BEGIN RECORDS TO USE

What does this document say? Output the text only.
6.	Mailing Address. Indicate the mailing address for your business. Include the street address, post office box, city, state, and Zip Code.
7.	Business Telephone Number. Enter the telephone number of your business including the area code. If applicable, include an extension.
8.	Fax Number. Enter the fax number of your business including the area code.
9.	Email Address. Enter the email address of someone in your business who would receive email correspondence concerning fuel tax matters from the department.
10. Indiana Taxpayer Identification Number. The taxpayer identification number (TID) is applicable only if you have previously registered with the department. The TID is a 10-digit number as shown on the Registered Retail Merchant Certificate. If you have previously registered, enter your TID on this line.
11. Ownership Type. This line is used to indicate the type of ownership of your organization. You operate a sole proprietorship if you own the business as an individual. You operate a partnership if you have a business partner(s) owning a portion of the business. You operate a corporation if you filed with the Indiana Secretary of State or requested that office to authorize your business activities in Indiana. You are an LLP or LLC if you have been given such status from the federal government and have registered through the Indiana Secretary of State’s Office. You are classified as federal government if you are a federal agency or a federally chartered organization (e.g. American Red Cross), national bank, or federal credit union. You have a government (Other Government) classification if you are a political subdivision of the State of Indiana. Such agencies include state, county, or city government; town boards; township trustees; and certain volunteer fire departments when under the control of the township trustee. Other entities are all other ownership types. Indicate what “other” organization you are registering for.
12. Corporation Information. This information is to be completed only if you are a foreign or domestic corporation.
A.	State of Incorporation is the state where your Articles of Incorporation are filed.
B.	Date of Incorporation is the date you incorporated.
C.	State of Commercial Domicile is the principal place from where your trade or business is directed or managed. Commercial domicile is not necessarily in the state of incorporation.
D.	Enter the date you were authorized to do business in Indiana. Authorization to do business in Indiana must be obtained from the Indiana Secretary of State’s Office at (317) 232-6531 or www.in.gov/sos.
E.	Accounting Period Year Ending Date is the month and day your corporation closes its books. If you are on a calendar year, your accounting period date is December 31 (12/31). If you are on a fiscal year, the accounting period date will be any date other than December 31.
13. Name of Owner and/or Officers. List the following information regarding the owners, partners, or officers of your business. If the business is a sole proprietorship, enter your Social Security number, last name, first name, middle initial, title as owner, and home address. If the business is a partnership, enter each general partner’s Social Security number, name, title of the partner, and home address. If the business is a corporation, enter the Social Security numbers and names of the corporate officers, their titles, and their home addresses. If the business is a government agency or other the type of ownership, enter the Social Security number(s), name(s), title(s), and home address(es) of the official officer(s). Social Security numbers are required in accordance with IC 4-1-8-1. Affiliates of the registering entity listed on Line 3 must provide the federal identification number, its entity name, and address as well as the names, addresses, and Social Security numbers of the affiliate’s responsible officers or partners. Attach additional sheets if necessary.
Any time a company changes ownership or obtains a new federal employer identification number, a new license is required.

END RECORDS TO USE

* [THE PROBLEM]: Repeat back the data above, exact to the last character.

* [THE RESPONSE]:
What does this document say? Output the text only.
6.	Mailing Address. Indicate the mailing address for your business. Include the street address, post office box, city, state, and Zip Code.
7.	Business Telephone Number. Enter the telephone number of your business including the area code. If applicable, include an extension.
8.	Fax Number. Enter the fax number of your business including the area code.
9.	Email Address. Enter the email address of someone in your business who would receive email correspondence concerning fuel tax matters from the department.
10. Indiana Taxpayer Identification Number. The taxpayer identification number (TID) is applicable only if you have previously registered with the department. The TID is a 10-digit number as shown on the Registered Retail Merchant Certificate. If you have previously registered, enter your TID on this line.
11. Ownership Type. This line is used to indicate the type of ownership of your organization. You operate a sole proprietorship if you own the business as an individual. You operate a partnership if you have a business partner(s) owning a portion of the business. You operate a corporation if you filed with the Indiana Secretary of State or requested that office to authorize your business activities in Indiana. You are an LLP or LLC if you have been given such status from the federal government and have registered through the Indiana Secretary of State’s Office. You are classified as federal government if you are a federal agency or a federally chartered organization (e.g. American Red Cross), national bank, or federal credit union. You have a government (Other Government) classification if you are a political subdivision of the State of Indiana. Such agencies include state, county, or city government; town boards; township trustees; and certain volunteer fire departments when under the control of the township trustee. Other entities are all other ownership types. Indicate what “other” organization you are registering for.
12. Corporation Information. This information is to be completed only if you are a foreign or domestic corporation.
A.	State of Incorporation is the state where your Articles of Incorporation are filed.
B.	Date of Incorporation is the date you incorporated.
C.	State of Commercial Domicile is the principal place from where your trade or business is directed or managed. Commercial domicile is not necessarily in the state of incorporation.
D.	Enter the date you were authorized to do business in Indiana. Authorization to do business in Indiana must be obtained from the Indiana Secretary of State’s Office at (317) 232-6531 or www.in.gov/sos.
E.	Accounting Period Year Ending Date is the month and day your corporation closes its books. If you are on a calendar year, your accounting period date is December 31 (12/31). If you are on a fiscal year, the accounting period date will be any date other than December 31.
13. Name of Owner and/or Officers. List the following information regarding the owners, partners, or officers of your business. If the business is a sole proprietorship, enter your Social Security number, last name, first name, middle initial, title as owner, and home address. If the business is a partnership, enter each general partner’s Social Security number, name, title of the partner, and home address. If the business is a corporation, enter the Social Security numbers and names of the corporate officers, their titles, and their home addresses. If the business is a government agency or other the type of ownership, enter the Social Security number(s), name(s), title(s), and home address(es) of the official officer(s). Social Security numbers are required in accordance with IC 4-1-8-1. Affiliates of the registering entity listed on Line 3 must provide the federal identification number, its entity name, and address as well as the names, addresses, and Social Security numbers of the affiliate’s responsible officers or partners. Attach additional sheets if necessary.
Any time a company changes ownership or obtains a new federal employer identification number, a new license is required.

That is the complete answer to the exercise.